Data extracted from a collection
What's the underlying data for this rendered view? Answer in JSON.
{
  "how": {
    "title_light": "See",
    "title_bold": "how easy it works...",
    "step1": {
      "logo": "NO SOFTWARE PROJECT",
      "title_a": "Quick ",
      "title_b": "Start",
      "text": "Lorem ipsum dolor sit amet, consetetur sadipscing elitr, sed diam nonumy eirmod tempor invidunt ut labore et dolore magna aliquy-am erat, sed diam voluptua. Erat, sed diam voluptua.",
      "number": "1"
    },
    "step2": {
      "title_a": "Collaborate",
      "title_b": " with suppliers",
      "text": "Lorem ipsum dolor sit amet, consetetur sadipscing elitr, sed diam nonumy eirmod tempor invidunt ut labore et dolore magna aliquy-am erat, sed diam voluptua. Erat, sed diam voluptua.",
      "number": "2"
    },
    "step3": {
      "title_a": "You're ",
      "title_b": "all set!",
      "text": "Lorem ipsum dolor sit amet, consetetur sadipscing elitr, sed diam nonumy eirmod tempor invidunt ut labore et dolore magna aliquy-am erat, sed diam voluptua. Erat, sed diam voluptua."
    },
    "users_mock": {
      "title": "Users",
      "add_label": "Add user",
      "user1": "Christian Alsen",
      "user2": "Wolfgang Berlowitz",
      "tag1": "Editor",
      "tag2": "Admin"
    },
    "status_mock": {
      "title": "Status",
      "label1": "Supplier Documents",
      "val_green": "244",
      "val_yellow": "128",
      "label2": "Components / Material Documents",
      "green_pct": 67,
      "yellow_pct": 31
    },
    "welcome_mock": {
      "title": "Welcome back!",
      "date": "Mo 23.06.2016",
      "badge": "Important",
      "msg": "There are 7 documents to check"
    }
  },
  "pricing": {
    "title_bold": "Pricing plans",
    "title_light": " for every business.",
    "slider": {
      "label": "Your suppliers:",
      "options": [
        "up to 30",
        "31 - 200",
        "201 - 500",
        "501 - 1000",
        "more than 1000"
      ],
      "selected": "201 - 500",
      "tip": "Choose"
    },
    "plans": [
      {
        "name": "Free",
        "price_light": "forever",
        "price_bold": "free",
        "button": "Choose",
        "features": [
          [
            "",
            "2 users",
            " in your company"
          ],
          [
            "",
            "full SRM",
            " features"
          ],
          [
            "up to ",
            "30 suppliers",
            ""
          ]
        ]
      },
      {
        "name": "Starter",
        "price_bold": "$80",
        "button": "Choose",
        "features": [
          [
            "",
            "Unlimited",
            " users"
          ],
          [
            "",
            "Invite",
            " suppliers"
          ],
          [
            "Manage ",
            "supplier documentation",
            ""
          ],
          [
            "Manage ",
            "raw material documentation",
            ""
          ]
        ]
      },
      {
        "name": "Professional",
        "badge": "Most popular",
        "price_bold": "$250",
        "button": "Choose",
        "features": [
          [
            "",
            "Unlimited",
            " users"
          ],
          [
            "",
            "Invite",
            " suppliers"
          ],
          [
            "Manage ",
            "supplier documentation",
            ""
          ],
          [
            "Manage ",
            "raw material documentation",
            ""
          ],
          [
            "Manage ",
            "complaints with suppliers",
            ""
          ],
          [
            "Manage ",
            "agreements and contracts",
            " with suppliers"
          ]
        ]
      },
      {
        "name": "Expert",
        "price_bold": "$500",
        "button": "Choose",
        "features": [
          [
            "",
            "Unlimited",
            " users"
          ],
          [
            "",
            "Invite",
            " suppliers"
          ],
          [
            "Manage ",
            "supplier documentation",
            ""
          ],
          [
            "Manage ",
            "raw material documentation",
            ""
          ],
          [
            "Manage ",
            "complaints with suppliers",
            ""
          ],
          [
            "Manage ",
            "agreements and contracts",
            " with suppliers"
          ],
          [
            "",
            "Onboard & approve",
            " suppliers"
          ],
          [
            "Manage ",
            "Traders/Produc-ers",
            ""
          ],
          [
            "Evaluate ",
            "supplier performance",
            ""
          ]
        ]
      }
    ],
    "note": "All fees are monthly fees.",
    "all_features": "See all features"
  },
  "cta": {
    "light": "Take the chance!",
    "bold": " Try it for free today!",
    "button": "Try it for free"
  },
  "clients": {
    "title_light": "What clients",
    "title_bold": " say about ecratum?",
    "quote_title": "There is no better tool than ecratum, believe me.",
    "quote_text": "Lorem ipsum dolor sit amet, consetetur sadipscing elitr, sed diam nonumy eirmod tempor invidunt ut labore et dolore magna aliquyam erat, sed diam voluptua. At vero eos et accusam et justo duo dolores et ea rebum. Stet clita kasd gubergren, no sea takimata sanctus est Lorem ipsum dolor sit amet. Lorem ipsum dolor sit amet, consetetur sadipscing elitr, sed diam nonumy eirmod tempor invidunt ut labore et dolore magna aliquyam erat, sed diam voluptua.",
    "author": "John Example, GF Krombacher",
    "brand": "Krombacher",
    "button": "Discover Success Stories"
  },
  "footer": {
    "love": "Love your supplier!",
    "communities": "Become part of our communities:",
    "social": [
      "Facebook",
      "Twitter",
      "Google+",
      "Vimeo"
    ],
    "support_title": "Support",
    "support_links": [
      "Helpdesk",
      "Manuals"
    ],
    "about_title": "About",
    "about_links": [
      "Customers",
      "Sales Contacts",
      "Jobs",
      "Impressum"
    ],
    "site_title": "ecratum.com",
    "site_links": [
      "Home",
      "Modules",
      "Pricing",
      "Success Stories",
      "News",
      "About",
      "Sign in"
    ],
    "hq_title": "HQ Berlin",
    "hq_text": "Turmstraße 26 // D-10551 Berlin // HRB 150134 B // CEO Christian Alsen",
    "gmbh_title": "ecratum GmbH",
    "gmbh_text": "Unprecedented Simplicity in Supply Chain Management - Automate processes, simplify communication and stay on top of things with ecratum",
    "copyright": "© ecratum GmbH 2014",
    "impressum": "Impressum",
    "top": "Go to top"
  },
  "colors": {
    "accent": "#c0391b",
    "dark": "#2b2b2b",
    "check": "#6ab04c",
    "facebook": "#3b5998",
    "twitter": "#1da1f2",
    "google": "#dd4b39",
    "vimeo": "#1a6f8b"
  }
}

# [TASK PROMPT]
Please output the complete data exactly.

# [RIGHT ANSWER]
What's the underlying data for this rendered view? Answer in JSON.
{
  "how": {
    "title_light": "See",
    "title_bold": "how easy it works...",
    "step1": {
      "logo": "NO SOFTWARE PROJECT",
      "title_a": "Quick ",
      "title_b": "Start",
      "text": "Lorem ipsum dolor sit amet, consetetur sadipscing elitr, sed diam nonumy eirmod tempor invidunt ut labore et dolore magna aliquy-am erat, sed diam voluptua. Erat, sed diam voluptua.",
      "number": "1"
    },
    "step2": {
      "title_a": "Collaborate",
      "title_b": " with suppliers",
      "text": "Lorem ipsum dolor sit amet, consetetur sadipscing elitr, sed diam nonumy eirmod tempor invidunt ut labore et dolore magna aliquy-am erat, sed diam voluptua. Erat, sed diam voluptua.",
      "number": "2"
    },
    "step3": {
      "title_a": "You're ",
      "title_b": "all set!",
      "text": "Lorem ipsum dolor sit amet, consetetur sadipscing elitr, sed diam nonumy eirmod tempor invidunt ut labore et dolore magna aliquy-am erat, sed diam voluptua. Erat, sed diam voluptua."
    },
    "users_mock": {
      "title": "Users",
      "add_label": "Add user",
      "user1": "Christian Alsen",
      "user2": "Wolfgang Berlowitz",
      "tag1": "Editor",
      "tag2": "Admin"
    },
    "status_mock": {
      "title": "Status",
      "label1": "Supplier Documents",
      "val_green": "244",
      "val_yellow": "128",
      "label2": "Components / Material Documents",
      "green_pct": 67,
      "yellow_pct": 31
    },
    "welcome_mock": {
      "title": "Welcome back!",
      "date": "Mo 23.06.2016",
      "badge": "Important",
      "msg": "There are 7 documents to check"
    }
  },
  "pricing": {
    "title_bold": "Pricing plans",
    "title_light": " for every business.",
    "slider": {
      "label": "Your suppliers:",
      "options": [
        "up to 30",
        "31 - 200",
        "201 - 500",
        "501 - 1000",
        "more than 1000"
      ],
      "selected": "201 - 500",
      "tip": "Choose"
    },
    "plans": [
      {
        "name": "Free",
        "price_light": "forever",
        "price_bold": "free",
        "button": "Choose",
        "features": [
          [
            "",
            "2 users",
            " in your company"
          ],
          [
            "",
            "full SRM",
            " features"
          ],
          [
            "up to ",
            "30 suppliers",
            ""
          ]
        ]
      },
      {
        "name": "Starter",
        "price_bold": "$80",
        "button": "Choose",
        "features": [
          [
            "",
            "Unlimited",
            " users"
          ],
          [
            "",
            "Invite",
            " suppliers"
          ],
          [
            "Manage ",
            "supplier documentation",
            ""
          ],
          [
            "Manage ",
            "raw material documentation",
            ""
          ]
        ]
      },
      {
        "name": "Professional",
        "badge": "Most popular",
        "price_bold": "$250",
        "button": "Choose",
        "features": [
          [
            "",
            "Unlimited",
            " users"
          ],
          [
            "",
            "Invite",
            " suppliers"
          ],
          [
            "Manage ",
            "supplier documentation",
            ""
          ],
          [
            "Manage ",
            "raw material documentation",
            ""
          ],
          [
            "Manage ",
            "complaints with suppliers",
            ""
          ],
          [
            "Manage ",
            "agreements and contracts",
            " with suppliers"
          ]
        ]
      },
      {
        "name": "Expert",
        "price_bold": "$500",
        "button": "Choose",
        "features": [
          [
            "",
            "Unlimited",
            " users"
          ],
          [
            "",
            "Invite",
            " suppliers"
          ],
          [
            "Manage ",
            "supplier documentation",
            ""
          ],
          [
            "Manage ",
            "raw material documentation",
            ""
          ],
          [
            "Manage ",
            "complaints with suppliers",
            ""
          ],
          [
            "Manage ",
            "agreements and contracts",
            " with suppliers"
          ],
          [
            "",
            "Onboard & approve",
            " suppliers"
          ],
          [
            "Manage ",
            "Traders/Produc-ers",
            ""
          ],
          [
            "Evaluate ",
            "supplier performance",
            ""
          ]
        ]
      }
    ],
    "note": "All fees are monthly fees.",
    "all_features": "See all features"
  },
  "cta": {
    "light": "Take the chance!",
    "bold": " Try it for free today!",
    "button": "Try it for free"
  },
  "clients": {
    "title_light": "What clients",
    "title_bold": " say about ecratum?",
    "quote_title": "There is no better tool than ecratum, believe me.",
    "quote_text": "Lorem ipsum dolor sit amet, consetetur sadipscing elitr, sed diam nonumy eirmod tempor invidunt ut labore et dolore magna aliquyam erat, sed diam voluptua. At vero eos et accusam et justo duo dolores et ea rebum. Stet clita kasd gubergren, no sea takimata sanctus est Lorem ipsum dolor sit amet. Lorem ipsum dolor sit amet, consetetur sadipscing elitr, sed diam nonumy eirmod tempor invidunt ut labore et dolore magna aliquyam erat, sed diam voluptua.",
    "author": "John Example, GF Krombacher",
    "brand": "Krombacher",
    "button": "Discover Success Stories"
  },
  "footer": {
    "love": "Love your supplier!",
    "communities": "Become part of our communities:",
    "social": [
      "Facebook",
      "Twitter",
      "Google+",
      "Vimeo"
    ],
    "support_title": "Support",
    "support_links": [
      "Helpdesk",
      "Manuals"
    ],
    "about_title": "About",
    "about_links": [
      "Customers",
      "Sales Contacts",
      "Jobs",
      "Impressum"
    ],
    "site_title": "ecratum.com",
    "site_links": [
      "Home",
      "Modules",
      "Pricing",
      "Success Stories",
      "News",
      "About",
      "Sign in"
    ],
    "hq_title": "HQ Berlin",
    "hq_text": "Turmstraße 26 // D-10551 Berlin // HRB 150134 B // CEO Christian Alsen",
    "gmbh_title": "ecratum GmbH",
    "gmbh_text": "Unprecedented Simplicity in Supply Chain Management - Automate processes, simplify communication and stay on top of things with ecratum",
    "copyright": "© ecratum GmbH 2014",
    "impressum": "Impressum",
    "top": "Go to top"
  },
  "colors": {
    "accent": "#c0391b",
    "dark": "#2b2b2b",
    "check": "#6ab04c",
    "facebook": "#3b5998",
    "twitter": "#1da1f2",
    "google": "#dd4b39",
    "vimeo": "#1a6f8b"
  }
}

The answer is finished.